# What is needed
Copy each line where the word "Participatiewet" occurs.

-*-

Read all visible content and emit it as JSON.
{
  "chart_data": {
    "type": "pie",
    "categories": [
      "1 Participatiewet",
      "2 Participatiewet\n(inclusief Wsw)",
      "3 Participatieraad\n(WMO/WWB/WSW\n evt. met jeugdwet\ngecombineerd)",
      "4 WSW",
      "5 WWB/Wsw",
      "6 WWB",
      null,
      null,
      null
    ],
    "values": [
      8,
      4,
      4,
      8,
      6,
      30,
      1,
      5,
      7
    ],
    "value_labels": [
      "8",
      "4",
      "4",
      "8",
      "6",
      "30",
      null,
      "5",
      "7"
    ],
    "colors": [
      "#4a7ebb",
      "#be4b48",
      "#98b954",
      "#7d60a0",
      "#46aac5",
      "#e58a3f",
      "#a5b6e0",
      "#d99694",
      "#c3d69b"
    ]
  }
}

-*-

# Written answer
      "1 Participatiewet",
      "2 Participatiewet\n(inclusief Wsw)",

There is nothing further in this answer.